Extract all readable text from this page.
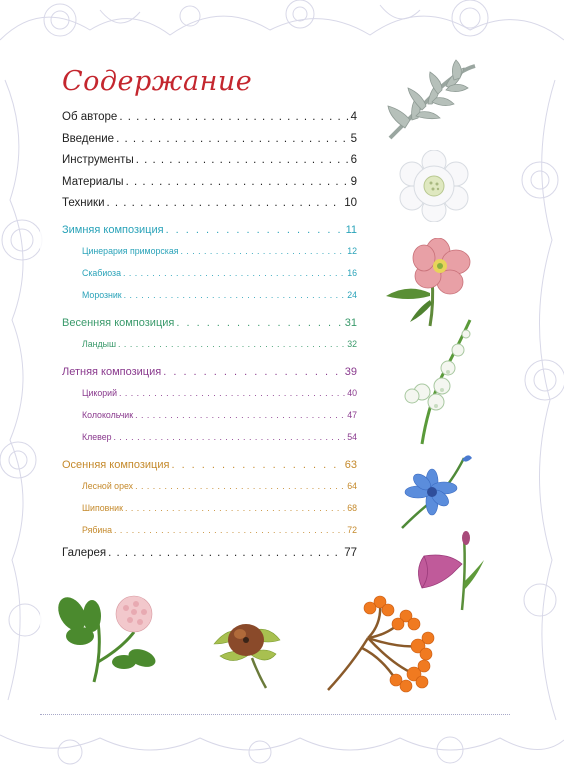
Содержание
Об авторе . . .	4
Введение . . .	5
Инструменты . . .	6
Материалы . . .	9
Техники . . .	10
Зимняя композиция . . .	11
Цинерария приморская . . .	12
Скабиоза . . .	16
Морозник . . .	24
Весенняя композиция . . .	31
Ландыш . . .	32
Летняя композиция . . .	39
Цикорий . . .	40
Колокольчик . . .	47
Клевер . . .	54
Осенняя композиция . . .	63
Лесной орех . . .	64
Шиповник . . .	68
Рябина . . .	72
Галерея . . .	77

■ Exercise requirements ■
Return every line holding the word "композиция" from the records.

■ Written solution ■
Зимняя композиция . . .	11
Весенняя композиция . . .	31
Летняя композиция . . .	39
Осенняя композиция . . .	63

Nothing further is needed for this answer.